■ **Exercises**
- A) Rewrite everything in the passage on wine bottle sizes from "Mostly when we" down to "1/5th gallon, 757ml.", replacing "natural cork" with "screw cap".
- B) Carry on the passage about wine bottle sizes from its last sentence.

■ **Page excerpt**
Start

Mostly when we think of wine, we think of a bottle holding 75ml, made of glass, with a natural cork. It’s the standard format and one which has been with us for centuries. In fact, this size was only adopted in the US in 1979; prior to that the “standard” in the Sates was 1/5th gallon, 757ml.

In my daily travels and wine tours I sometimes come across half bottles – a Demi, 375ml – mostly in motorway service stations and airplanes. Sweet wines, which may be drunk less often and in smaller quantities, are generally offered in 500ml bottles. In larger sizes I regularly buy Magnums of 1.5L and of course, wine boxes of 2L, 3L, 5L or 10L.

Many large bottle sizes, with delightful Biblical names and volumes of 3 – 30L, are still available in Champagne but also sometimes found in Burgundy and Bordeaux.

One reason people love large-format wine bottles is that they look so impressive on the table. If you have a few guests for dinner you are likely to open a couple of bottles, but a single magnum impresses more! Good looks are merely a happy side effect of these super-sized wines’ real advantage however: they also allow the wines inside to age more slowly.

End

■ **Material**
Start

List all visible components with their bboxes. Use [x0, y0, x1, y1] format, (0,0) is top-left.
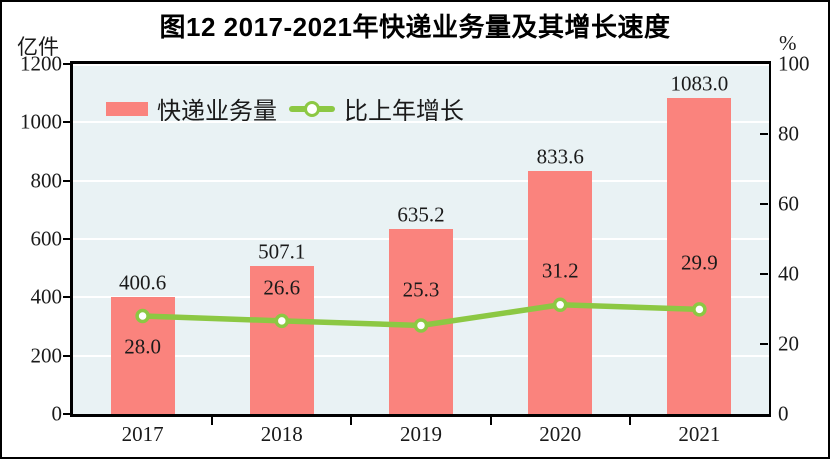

End

■ **Expected answers**
- A)
Mostly when we think of wine, we think of a bottle holding 75ml, made of glass, with a screw cap. It’s the standard format and one which has been with us for centuries. In fact, this size was only adopted in the US in 1979; prior to that the “standard” in the Sates was 1/5th gallon, 757ml.

- B)
magnum wine bottles

A few magnums on sale at our local supermarket.

For most of wine’s long history, aging wasn’t an issue. Wine was consumed young and this is still the case for many – perhaps most – of the wines we drink today. Cylindrical wine bottles with cork stoppers did not become commonplace until the end of the 18th century. Among their many advantages was the fact that they allowed wines to be laid down—literally—for aging, with the wine inside keeping the cork moist and the seal tight.

The origins of the magnum, which holds twice as much as a standard 750-ml bottle, is disputed, but magnums soon came to be prized by collectors because of their superior aging qualities. In fact, thanks to their aging advantage, as well as their relative rarity, magnums of older outstanding vintages often sell for far more than double the price of standard bottles at auction. “Length of life, speed of maturity, and level of ultimate quality are all in direct proportion to bottle size,” writes wine authority Hugh Johnson.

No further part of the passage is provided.